INSTRUCTION: Give the listing below again in full, exactly as written.

TASK INPUTS:
>>>
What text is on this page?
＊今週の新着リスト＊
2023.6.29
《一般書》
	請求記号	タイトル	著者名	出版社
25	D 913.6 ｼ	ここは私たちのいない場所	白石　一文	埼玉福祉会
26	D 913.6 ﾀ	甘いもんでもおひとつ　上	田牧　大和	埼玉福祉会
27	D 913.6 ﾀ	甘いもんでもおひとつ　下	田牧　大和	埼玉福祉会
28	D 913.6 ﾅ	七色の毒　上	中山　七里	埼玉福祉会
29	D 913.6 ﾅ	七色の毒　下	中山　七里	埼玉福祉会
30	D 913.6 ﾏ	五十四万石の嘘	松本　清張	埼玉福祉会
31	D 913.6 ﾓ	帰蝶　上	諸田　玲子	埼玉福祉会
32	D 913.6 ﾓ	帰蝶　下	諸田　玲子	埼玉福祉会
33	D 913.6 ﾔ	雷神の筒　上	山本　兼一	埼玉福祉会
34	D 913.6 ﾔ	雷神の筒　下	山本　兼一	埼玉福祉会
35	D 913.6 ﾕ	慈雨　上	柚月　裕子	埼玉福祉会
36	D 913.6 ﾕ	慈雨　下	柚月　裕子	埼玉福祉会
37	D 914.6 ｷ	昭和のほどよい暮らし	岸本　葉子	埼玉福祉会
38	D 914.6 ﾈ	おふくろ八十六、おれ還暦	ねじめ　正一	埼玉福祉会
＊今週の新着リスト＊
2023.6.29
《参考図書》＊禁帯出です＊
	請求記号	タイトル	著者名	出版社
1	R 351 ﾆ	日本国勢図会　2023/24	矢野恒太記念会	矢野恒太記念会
<<<
WRITTEN RESPONSE:
What text is on this page?
＊今週の新着リスト＊
2023.6.29
《一般書》
	請求記号	タイトル	著者名	出版社
25	D 913.6 ｼ	ここは私たちのいない場所	白石　一文	埼玉福祉会
26	D 913.6 ﾀ	甘いもんでもおひとつ　上	田牧　大和	埼玉福祉会
27	D 913.6 ﾀ	甘いもんでもおひとつ　下	田牧　大和	埼玉福祉会
28	D 913.6 ﾅ	七色の毒　上	中山　七里	埼玉福祉会
29	D 913.6 ﾅ	七色の毒　下	中山　七里	埼玉福祉会
30	D 913.6 ﾏ	五十四万石の嘘	松本　清張	埼玉福祉会
31	D 913.6 ﾓ	帰蝶　上	諸田　玲子	埼玉福祉会
32	D 913.6 ﾓ	帰蝶　下	諸田　玲子	埼玉福祉会
33	D 913.6 ﾔ	雷神の筒　上	山本　兼一	埼玉福祉会
34	D 913.6 ﾔ	雷神の筒　下	山本　兼一	埼玉福祉会
35	D 913.6 ﾕ	慈雨　上	柚月　裕子	埼玉福祉会
36	D 913.6 ﾕ	慈雨　下	柚月　裕子	埼玉福祉会
37	D 914.6 ｷ	昭和のほどよい暮らし	岸本　葉子	埼玉福祉会
38	D 914.6 ﾈ	おふくろ八十六、おれ還暦	ねじめ　正一	埼玉福祉会
＊今週の新着リスト＊
2023.6.29
《参考図書》＊禁帯出です＊
	請求記号	タイトル	著者名	出版社
1	R 351 ﾆ	日本国勢図会　2023/24	矢野恒太記念会	矢野恒太記念会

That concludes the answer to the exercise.